Stated goal
Return every line of the records below verbatim, with no pictures in the copy.

Data extract
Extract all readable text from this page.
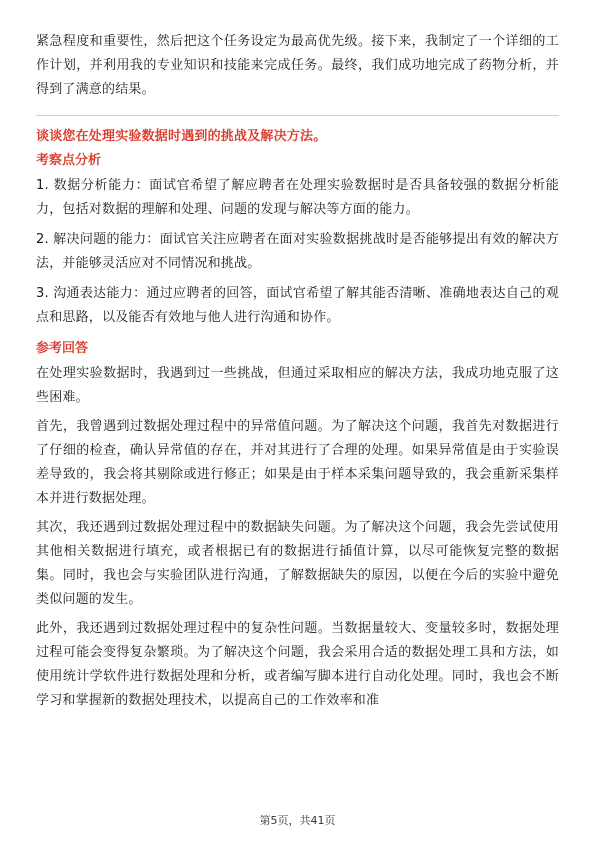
紧急程度和重要性，然后把这个任务设定为最高优先级。接下来，我制定了一个详细的工作计划，并利用我的专业知识和技能来完成任务。最终，我们成功地完成了药物分析，并得到了满意的结果。

谈谈您在处理实验数据时遇到的挑战及解决方法。

考察点分析

1. 数据分析能力：面试官希望了解应聘者在处理实验数据时是否具备较强的数据分析能力，包括对数据的理解和处理、问题的发现与解决等方面的能力。

2. 解决问题的能力：面试官关注应聘者在面对实验数据挑战时是否能够提出有效的解决方法，并能够灵活应对不同情况和挑战。

3. 沟通表达能力：通过应聘者的回答，面试官希望了解其能否清晰、准确地表达自己的观点和思路，以及能否有效地与他人进行沟通和协作。

参考回答

在处理实验数据时，我遇到过一些挑战，但通过采取相应的解决方法，我成功地克服了这些困难。

首先，我曾遇到过数据处理过程中的异常值问题。为了解决这个问题，我首先对数据进行了仔细的检查，确认异常值的存在，并对其进行了合理的处理。如果异常值是由于实验误差导致的，我会将其剔除或进行修正；如果是由于样本采集问题导致的，我会重新采集样本并进行数据处理。

其次，我还遇到过数据处理过程中的数据缺失问题。为了解决这个问题，我会先尝试使用其他相关数据进行填充，或者根据已有的数据进行插值计算，以尽可能恢复完整的数据集。同时，我也会与实验团队进行沟通，了解数据缺失的原因，以便在今后的实验中避免类似问题的发生。

此外，我还遇到过数据处理过程中的复杂性问题。当数据量较大、变量较多时，数据处理过程可能会变得复杂繁琐。为了解决这个问题，我会采用合适的数据处理工具和方法，如使用统计学软件进行数据处理和分析，或者编写脚本进行自动化处理。同时，我也会不断学习和掌握新的数据处理技术，以提高自己的工作效率和准

第5页，共41页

Written answer
Extract all readable text from this page.
紧急程度和重要性，然后把这个任务设定为最高优先级。接下来，我制定了一个详细的工作计划，并利用我的专业知识和技能来完成任务。最终，我们成功地完成了药物分析，并得到了满意的结果。

谈谈您在处理实验数据时遇到的挑战及解决方法。

考察点分析

1. 数据分析能力：面试官希望了解应聘者在处理实验数据时是否具备较强的数据分析能力，包括对数据的理解和处理、问题的发现与解决等方面的能力。

2. 解决问题的能力：面试官关注应聘者在面对实验数据挑战时是否能够提出有效的解决方法，并能够灵活应对不同情况和挑战。

3. 沟通表达能力：通过应聘者的回答，面试官希望了解其能否清晰、准确地表达自己的观点和思路，以及能否有效地与他人进行沟通和协作。

参考回答

在处理实验数据时，我遇到过一些挑战，但通过采取相应的解决方法，我成功地克服了这些困难。

首先，我曾遇到过数据处理过程中的异常值问题。为了解决这个问题，我首先对数据进行了仔细的检查，确认异常值的存在，并对其进行了合理的处理。如果异常值是由于实验误差导致的，我会将其剔除或进行修正；如果是由于样本采集问题导致的，我会重新采集样本并进行数据处理。

其次，我还遇到过数据处理过程中的数据缺失问题。为了解决这个问题，我会先尝试使用其他相关数据进行填充，或者根据已有的数据进行插值计算，以尽可能恢复完整的数据集。同时，我也会与实验团队进行沟通，了解数据缺失的原因，以便在今后的实验中避免类似问题的发生。

此外，我还遇到过数据处理过程中的复杂性问题。当数据量较大、变量较多时，数据处理过程可能会变得复杂繁琐。为了解决这个问题，我会采用合适的数据处理工具和方法，如使用统计学软件进行数据处理和分析，或者编写脚本进行自动化处理。同时，我也会不断学习和掌握新的数据处理技术，以提高自己的工作效率和准

第5页，共41页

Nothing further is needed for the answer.